WHAT IS EXPECTED: In the material below, find each line with the string "compensation" and copy it.

ENTRIES SHOWN:

.....

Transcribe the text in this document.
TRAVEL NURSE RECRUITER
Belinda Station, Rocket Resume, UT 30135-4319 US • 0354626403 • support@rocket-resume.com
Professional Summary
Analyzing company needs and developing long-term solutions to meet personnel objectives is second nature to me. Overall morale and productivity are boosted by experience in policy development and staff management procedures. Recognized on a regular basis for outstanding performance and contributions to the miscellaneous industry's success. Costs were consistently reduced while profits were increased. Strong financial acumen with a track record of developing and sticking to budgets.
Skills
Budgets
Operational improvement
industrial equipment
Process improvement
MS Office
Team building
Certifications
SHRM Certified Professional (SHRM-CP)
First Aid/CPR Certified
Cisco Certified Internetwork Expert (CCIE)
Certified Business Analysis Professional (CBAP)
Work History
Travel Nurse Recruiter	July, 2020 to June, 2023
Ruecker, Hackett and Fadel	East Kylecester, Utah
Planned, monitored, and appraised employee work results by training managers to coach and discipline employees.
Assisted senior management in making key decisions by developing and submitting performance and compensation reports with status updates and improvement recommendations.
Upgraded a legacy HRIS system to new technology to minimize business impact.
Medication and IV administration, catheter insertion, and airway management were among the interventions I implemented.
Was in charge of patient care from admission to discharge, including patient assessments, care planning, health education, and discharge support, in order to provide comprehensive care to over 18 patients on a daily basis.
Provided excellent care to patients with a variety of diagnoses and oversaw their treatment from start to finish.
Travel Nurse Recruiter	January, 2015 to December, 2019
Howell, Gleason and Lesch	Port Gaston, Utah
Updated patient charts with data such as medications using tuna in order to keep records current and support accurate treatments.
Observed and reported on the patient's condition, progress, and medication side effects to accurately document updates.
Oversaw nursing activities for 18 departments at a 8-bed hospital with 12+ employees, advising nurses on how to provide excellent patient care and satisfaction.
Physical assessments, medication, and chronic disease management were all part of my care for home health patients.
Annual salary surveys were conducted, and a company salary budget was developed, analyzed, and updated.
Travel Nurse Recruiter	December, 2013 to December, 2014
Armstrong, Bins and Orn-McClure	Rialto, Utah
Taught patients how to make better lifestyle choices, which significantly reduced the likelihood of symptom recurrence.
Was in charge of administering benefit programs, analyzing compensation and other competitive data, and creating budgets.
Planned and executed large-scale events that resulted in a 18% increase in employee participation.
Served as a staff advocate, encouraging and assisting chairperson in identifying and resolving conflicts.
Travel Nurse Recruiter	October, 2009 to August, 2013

.....

RESPONSE BOX:
Assisted senior management in making key decisions by developing and submitting performance and compensation reports with status updates and improvement recommendations.
Was in charge of administering benefit programs, analyzing compensation and other competitive data, and creating budgets.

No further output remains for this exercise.